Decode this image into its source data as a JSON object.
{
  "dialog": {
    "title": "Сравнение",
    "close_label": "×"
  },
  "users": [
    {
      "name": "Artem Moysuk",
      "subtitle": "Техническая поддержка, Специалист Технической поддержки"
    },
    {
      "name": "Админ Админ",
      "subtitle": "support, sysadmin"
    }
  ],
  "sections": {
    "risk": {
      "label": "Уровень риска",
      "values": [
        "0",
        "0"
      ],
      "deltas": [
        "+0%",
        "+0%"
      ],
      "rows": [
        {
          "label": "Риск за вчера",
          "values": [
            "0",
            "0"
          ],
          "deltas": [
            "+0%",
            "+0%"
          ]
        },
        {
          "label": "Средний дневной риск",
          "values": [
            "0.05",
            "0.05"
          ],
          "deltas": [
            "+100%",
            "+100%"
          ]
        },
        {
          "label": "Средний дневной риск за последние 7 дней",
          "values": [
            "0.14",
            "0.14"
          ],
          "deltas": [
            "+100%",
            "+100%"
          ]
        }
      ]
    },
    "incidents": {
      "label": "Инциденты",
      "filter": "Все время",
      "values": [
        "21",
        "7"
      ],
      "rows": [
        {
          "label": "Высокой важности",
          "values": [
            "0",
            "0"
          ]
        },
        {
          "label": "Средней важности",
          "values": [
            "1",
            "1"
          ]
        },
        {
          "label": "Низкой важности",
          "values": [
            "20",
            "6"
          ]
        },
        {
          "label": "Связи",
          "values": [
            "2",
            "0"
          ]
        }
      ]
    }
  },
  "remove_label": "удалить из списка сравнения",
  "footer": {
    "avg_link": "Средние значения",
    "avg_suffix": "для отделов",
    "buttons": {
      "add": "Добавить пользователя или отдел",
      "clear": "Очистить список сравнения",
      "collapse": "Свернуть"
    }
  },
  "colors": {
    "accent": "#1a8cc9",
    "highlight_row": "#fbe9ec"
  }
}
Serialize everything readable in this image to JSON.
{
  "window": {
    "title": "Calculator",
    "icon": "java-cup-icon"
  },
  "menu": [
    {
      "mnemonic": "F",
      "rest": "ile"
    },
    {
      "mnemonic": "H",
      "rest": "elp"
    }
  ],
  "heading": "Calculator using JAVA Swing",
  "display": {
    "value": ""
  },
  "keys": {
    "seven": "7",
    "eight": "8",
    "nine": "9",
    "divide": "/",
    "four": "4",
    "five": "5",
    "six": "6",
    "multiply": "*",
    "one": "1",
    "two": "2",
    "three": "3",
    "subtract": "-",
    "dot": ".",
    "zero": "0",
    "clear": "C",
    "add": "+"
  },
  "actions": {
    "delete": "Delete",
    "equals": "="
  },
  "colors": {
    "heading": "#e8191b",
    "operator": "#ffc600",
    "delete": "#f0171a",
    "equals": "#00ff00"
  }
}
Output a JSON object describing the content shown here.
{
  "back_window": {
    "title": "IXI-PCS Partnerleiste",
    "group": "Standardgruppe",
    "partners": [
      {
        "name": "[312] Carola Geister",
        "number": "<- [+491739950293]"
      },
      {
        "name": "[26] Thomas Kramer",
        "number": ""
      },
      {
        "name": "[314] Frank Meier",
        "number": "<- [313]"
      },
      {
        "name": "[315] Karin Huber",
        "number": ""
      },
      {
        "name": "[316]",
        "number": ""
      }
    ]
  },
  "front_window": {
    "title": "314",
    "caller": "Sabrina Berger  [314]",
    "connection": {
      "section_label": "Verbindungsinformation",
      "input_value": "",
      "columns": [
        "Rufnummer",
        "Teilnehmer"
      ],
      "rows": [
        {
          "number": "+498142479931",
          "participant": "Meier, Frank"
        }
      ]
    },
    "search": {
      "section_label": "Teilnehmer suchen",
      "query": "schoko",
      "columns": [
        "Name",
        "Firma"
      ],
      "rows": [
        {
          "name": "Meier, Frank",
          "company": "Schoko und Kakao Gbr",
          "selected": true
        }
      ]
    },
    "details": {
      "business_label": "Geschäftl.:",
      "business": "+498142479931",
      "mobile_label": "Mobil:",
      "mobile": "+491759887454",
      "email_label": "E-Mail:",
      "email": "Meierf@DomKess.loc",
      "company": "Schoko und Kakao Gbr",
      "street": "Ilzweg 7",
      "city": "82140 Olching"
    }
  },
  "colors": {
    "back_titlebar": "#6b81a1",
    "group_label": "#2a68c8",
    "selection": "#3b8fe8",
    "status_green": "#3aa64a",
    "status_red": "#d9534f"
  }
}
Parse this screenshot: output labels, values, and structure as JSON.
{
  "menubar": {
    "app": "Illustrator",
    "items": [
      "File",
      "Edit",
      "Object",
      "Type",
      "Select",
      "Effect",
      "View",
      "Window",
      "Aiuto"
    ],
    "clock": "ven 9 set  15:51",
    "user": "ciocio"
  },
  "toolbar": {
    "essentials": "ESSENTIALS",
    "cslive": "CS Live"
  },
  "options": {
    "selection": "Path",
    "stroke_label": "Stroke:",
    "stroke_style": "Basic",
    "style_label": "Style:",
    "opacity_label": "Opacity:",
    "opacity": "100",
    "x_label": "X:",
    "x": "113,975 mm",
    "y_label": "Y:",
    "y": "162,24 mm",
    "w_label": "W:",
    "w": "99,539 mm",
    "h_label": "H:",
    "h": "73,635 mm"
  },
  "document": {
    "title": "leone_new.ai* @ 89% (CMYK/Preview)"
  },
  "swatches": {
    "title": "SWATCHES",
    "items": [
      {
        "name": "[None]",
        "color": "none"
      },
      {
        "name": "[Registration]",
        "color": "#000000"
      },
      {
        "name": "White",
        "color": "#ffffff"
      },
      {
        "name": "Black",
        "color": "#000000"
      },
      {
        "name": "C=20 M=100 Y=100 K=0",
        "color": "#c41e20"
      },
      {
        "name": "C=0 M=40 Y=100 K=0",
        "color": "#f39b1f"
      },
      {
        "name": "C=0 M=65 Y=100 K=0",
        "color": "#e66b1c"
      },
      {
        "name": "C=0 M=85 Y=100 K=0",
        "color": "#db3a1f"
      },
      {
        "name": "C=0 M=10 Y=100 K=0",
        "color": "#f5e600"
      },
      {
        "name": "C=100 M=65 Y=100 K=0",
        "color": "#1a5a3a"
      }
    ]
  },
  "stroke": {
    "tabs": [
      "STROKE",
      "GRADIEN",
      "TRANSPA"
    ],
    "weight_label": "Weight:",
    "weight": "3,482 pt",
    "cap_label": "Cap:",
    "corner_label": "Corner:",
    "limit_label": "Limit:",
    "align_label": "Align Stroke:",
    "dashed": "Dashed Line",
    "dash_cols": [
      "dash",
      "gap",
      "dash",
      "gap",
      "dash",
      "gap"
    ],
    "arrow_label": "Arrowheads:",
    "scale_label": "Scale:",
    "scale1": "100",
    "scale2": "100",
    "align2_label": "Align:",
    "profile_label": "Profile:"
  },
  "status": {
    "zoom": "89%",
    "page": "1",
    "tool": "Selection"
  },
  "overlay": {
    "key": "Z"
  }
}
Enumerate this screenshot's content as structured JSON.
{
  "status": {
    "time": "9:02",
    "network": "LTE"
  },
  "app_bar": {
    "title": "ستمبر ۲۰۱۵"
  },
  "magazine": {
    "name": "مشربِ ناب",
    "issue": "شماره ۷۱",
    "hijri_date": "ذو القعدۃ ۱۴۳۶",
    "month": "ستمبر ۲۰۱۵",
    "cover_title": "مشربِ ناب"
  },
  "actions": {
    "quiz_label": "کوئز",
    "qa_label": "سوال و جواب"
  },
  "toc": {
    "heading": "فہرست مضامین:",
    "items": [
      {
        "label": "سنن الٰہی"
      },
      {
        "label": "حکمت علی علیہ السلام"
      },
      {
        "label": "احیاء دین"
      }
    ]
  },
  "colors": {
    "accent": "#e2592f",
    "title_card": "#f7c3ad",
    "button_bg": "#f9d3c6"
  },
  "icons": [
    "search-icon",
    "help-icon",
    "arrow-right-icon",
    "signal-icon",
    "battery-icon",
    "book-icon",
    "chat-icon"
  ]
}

- EXERCISE OBJECTIVE:
Write out each line of the data that holds the string "важности".

- EXERCISE OUTPUT:
          "label": "Высокой важности",
          "label": "Средней важности",
          "label": "Низкой важности",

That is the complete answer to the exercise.